**PROBLEM REQUIREMENTS:**
Gather every line of the entries that includes the word "RING".

**PROVIDED INFORMATION:**
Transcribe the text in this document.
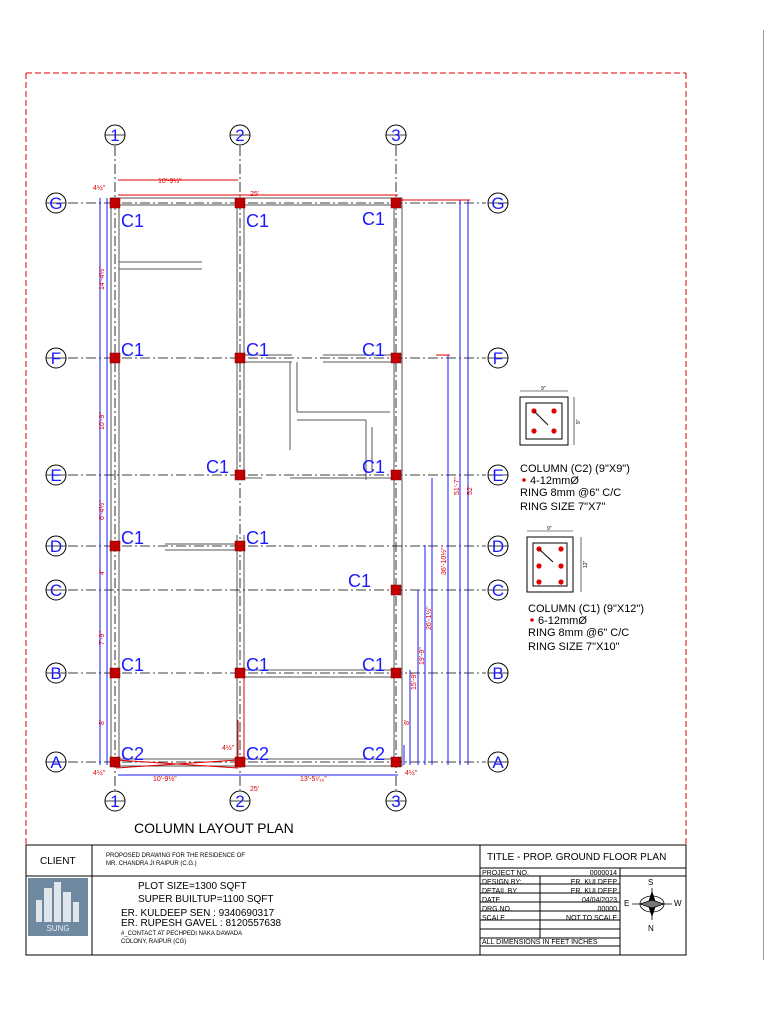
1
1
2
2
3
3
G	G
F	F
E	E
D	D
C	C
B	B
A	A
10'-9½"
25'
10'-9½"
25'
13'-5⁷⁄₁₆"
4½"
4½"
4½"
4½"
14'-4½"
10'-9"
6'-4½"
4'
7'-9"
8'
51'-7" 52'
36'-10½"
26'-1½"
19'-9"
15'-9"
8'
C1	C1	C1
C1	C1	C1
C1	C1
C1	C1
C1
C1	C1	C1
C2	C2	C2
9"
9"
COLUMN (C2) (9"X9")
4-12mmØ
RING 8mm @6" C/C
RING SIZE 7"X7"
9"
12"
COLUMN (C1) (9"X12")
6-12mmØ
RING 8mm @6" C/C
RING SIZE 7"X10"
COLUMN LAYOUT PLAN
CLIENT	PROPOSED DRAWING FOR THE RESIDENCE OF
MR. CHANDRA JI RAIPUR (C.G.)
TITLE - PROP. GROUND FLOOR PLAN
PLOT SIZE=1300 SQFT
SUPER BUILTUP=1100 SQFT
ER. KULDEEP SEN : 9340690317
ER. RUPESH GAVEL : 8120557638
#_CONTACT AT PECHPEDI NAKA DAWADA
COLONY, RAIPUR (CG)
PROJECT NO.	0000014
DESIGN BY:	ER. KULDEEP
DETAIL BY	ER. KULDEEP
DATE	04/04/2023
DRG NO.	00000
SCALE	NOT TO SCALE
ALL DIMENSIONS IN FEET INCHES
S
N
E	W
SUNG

**FULL ANSWER:**
RING 8mm @6" C/C
RING SIZE 7"X7"
RING 8mm @6" C/C
RING SIZE 7"X10"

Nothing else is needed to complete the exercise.